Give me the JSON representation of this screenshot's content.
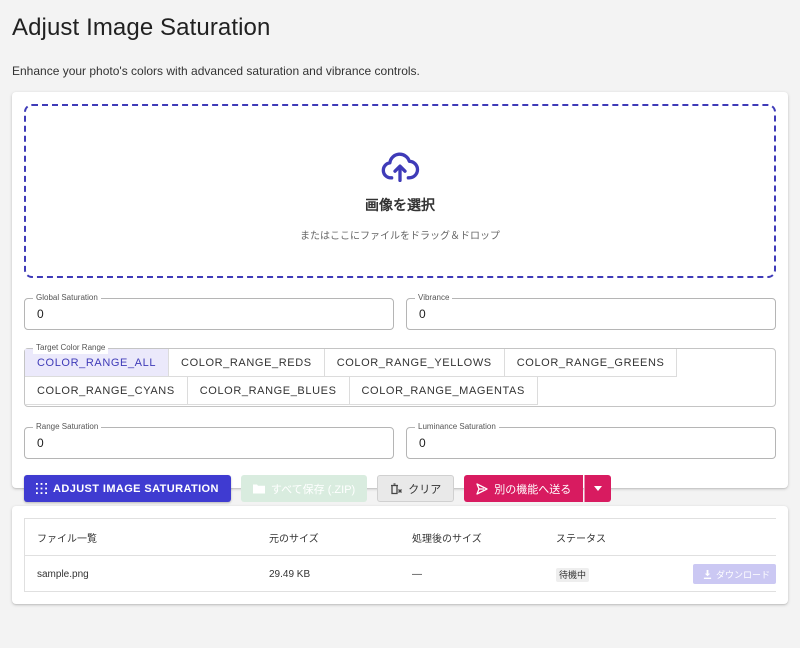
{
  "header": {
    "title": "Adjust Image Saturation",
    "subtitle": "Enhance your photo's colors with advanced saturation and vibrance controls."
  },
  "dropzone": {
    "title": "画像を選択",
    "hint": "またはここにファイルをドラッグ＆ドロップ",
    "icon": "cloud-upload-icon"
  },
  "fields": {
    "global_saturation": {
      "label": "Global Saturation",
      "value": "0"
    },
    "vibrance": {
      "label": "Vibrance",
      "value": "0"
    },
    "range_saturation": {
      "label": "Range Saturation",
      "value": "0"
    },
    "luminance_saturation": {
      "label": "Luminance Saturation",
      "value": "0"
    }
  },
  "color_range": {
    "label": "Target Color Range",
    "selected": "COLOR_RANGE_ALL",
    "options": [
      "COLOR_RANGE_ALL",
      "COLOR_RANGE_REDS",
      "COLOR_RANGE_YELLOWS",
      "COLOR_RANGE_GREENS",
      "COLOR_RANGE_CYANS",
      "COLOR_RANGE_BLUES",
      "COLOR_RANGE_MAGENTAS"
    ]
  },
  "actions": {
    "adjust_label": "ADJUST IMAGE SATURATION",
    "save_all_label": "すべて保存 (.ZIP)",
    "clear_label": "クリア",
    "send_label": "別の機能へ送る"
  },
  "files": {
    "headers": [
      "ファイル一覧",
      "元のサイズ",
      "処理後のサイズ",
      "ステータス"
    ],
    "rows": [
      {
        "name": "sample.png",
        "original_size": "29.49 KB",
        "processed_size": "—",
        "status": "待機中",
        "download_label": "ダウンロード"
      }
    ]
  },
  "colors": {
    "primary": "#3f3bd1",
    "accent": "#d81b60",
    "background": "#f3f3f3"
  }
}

+---+

Directions
Quote each entry above verbatim and drop the pictures.

Problem solution
Give me the JSON representation of this screenshot's content.
{
  "header": {
    "title": "Adjust Image Saturation",
    "subtitle": "Enhance your photo's colors with advanced saturation and vibrance controls."
  },
  "dropzone": {
    "title": "画像を選択",
    "hint": "またはここにファイルをドラッグ＆ドロップ",
    "icon": "cloud-upload-icon"
  },
  "fields": {
    "global_saturation": {
      "label": "Global Saturation",
      "value": "0"
    },
    "vibrance": {
      "label": "Vibrance",
      "value": "0"
    },
    "range_saturation": {
      "label": "Range Saturation",
      "value": "0"
    },
    "luminance_saturation": {
      "label": "Luminance Saturation",
      "value": "0"
    }
  },
  "color_range": {
    "label": "Target Color Range",
    "selected": "COLOR_RANGE_ALL",
    "options": [
      "COLOR_RANGE_ALL",
      "COLOR_RANGE_REDS",
      "COLOR_RANGE_YELLOWS",
      "COLOR_RANGE_GREENS",
      "COLOR_RANGE_CYANS",
      "COLOR_RANGE_BLUES",
      "COLOR_RANGE_MAGENTAS"
    ]
  },
  "actions": {
    "adjust_label": "ADJUST IMAGE SATURATION",
    "save_all_label": "すべて保存 (.ZIP)",
    "clear_label": "クリア",
    "send_label": "別の機能へ送る"
  },
  "files": {
    "headers": [
      "ファイル一覧",
      "元のサイズ",
      "処理後のサイズ",
      "ステータス"
    ],
    "rows": [
      {
        "name": "sample.png",
        "original_size": "29.49 KB",
        "processed_size": "—",
        "status": "待機中",
        "download_label": "ダウンロード"
      }
    ]
  },
  "colors": {
    "primary": "#3f3bd1",
    "accent": "#d81b60",
    "background": "#f3f3f3"
  }
}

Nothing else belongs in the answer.